## WORK TO BE COMPLETED
Tell how many lines carry the word "title"; the reply is the number and nothing else.

## ENTRIES
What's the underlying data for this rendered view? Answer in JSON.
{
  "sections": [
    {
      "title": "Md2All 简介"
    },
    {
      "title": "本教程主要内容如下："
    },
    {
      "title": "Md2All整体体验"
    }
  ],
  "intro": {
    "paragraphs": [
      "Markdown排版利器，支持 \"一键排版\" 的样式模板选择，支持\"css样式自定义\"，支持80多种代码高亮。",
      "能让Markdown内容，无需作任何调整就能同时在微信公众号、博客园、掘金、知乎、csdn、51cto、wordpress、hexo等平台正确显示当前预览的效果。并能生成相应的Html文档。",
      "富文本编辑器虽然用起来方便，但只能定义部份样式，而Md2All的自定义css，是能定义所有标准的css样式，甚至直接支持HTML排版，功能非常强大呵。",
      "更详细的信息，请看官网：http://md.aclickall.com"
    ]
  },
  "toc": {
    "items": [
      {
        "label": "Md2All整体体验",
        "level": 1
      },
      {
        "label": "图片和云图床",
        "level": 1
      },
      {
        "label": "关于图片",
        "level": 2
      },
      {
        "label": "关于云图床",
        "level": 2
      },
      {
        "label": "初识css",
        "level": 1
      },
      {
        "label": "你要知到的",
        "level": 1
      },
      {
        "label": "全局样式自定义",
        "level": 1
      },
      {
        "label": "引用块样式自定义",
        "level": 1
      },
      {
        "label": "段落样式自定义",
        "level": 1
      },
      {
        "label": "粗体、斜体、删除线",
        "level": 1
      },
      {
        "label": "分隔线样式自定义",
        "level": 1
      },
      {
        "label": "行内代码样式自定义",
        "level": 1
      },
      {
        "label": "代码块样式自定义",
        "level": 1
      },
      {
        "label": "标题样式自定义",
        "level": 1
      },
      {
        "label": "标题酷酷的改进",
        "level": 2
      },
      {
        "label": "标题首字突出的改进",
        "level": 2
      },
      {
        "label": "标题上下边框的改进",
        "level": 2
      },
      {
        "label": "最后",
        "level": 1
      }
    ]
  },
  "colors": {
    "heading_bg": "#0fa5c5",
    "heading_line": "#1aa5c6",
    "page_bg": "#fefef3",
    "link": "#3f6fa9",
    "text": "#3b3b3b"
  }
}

## WORKED ANSWER
3